Records for the exercise →
☆ ☆ ☆ ☆ ☆ ☆ ☆

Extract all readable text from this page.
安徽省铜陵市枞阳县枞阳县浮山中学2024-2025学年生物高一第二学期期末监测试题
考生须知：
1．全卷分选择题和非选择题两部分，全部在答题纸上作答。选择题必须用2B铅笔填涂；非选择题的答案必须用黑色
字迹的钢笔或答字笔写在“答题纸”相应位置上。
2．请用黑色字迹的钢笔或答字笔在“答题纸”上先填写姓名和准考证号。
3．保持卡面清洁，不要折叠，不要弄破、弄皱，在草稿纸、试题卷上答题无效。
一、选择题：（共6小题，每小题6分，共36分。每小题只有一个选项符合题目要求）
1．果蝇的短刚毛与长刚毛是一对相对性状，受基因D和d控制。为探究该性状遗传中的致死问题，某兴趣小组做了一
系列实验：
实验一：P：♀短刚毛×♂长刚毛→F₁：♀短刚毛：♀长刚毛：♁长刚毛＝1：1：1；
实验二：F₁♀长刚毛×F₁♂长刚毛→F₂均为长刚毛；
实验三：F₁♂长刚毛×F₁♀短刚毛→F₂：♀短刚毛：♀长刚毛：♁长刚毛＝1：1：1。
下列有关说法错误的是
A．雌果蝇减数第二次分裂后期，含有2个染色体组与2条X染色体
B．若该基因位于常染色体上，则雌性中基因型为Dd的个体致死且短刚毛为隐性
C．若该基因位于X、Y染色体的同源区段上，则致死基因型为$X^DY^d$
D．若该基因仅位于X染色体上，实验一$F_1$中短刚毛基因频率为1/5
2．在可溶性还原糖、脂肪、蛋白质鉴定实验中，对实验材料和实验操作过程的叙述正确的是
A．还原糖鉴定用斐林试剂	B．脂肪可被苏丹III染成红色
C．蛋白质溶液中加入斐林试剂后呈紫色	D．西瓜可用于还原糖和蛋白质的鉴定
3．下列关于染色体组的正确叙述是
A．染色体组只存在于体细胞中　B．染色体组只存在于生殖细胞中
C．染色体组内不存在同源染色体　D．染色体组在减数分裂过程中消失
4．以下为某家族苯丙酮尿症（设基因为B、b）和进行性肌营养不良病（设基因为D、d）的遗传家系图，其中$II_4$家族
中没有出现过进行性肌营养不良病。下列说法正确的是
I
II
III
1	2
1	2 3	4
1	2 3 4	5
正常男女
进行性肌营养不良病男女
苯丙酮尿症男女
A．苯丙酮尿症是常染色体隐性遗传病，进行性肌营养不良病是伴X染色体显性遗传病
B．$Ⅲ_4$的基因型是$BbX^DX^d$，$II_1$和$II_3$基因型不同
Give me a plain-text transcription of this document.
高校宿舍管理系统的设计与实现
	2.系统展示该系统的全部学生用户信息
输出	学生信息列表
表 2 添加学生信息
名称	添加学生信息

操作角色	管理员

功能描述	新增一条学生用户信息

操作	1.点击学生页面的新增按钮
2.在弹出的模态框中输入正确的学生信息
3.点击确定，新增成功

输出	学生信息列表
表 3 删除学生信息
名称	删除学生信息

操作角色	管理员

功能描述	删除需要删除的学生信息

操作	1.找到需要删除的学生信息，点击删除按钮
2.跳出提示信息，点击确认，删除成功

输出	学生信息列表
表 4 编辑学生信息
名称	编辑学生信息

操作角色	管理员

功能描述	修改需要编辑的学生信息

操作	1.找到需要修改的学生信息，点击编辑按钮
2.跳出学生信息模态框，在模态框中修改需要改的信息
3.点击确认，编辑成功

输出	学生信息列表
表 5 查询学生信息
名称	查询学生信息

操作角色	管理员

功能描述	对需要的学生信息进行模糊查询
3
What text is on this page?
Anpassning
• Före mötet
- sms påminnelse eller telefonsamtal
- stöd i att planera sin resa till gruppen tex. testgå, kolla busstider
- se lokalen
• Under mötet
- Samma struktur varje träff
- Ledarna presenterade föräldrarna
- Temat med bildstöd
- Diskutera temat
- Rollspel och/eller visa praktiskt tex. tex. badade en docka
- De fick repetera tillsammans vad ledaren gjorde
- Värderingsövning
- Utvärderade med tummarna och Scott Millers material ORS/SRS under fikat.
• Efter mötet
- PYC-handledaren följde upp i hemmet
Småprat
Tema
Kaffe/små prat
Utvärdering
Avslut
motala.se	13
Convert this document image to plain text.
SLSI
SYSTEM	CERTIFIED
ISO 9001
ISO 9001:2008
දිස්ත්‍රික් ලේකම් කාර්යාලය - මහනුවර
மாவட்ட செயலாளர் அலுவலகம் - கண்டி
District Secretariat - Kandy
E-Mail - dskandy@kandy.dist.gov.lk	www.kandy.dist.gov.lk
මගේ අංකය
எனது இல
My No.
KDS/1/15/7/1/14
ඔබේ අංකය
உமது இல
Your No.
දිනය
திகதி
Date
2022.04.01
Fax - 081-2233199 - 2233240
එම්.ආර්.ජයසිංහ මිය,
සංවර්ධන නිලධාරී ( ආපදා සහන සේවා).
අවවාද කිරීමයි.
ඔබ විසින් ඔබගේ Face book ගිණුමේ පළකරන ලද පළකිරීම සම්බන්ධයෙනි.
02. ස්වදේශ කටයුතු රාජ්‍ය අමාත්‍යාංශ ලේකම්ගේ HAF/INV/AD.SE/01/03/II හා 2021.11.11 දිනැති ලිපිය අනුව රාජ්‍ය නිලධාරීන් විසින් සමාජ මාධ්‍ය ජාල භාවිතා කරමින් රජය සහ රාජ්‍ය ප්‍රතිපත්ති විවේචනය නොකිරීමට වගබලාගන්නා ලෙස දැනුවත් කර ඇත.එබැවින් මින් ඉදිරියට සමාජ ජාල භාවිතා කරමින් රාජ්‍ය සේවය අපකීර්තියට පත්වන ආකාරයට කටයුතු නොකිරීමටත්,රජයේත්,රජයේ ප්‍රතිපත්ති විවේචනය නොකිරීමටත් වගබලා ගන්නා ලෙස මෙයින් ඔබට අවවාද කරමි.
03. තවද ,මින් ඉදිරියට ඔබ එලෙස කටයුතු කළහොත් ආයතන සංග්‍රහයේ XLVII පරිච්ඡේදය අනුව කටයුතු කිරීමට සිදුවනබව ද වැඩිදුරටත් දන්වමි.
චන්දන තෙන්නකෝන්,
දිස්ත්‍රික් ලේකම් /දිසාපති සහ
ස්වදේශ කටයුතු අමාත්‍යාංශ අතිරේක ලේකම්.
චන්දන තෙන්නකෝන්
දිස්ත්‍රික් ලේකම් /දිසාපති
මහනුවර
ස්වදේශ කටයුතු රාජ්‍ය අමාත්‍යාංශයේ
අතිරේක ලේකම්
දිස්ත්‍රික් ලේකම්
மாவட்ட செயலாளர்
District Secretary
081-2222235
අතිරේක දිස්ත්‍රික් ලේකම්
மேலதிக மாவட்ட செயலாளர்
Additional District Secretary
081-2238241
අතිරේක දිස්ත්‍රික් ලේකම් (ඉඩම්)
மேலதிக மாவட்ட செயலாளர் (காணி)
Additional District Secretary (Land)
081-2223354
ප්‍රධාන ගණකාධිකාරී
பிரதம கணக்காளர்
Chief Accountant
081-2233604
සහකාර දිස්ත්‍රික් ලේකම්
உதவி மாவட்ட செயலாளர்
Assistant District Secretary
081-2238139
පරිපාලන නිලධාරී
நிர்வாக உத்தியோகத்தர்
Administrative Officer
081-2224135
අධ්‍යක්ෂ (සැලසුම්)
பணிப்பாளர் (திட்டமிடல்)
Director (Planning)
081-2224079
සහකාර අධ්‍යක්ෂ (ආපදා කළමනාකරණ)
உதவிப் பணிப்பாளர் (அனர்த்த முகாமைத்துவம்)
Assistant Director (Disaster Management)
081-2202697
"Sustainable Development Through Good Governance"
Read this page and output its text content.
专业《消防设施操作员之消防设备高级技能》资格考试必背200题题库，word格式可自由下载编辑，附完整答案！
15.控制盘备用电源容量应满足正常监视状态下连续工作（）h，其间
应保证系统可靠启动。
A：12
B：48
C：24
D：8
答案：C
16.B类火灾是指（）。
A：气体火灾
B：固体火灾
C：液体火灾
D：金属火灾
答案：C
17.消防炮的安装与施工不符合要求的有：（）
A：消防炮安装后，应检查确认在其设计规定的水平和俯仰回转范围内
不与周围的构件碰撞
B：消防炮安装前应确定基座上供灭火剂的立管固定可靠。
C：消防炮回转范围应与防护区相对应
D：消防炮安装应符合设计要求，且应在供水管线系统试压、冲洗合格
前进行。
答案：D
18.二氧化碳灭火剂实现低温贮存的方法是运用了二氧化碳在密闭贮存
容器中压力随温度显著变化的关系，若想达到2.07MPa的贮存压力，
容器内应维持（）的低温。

☆ ☆ ☆ ☆ ☆ ☆ ☆

Written instruction →
List the lines of the records where "Secretary" occurs.

Result →
District Secretary
Additional District Secretary
Additional District Secretary (Land)
Assistant District Secretary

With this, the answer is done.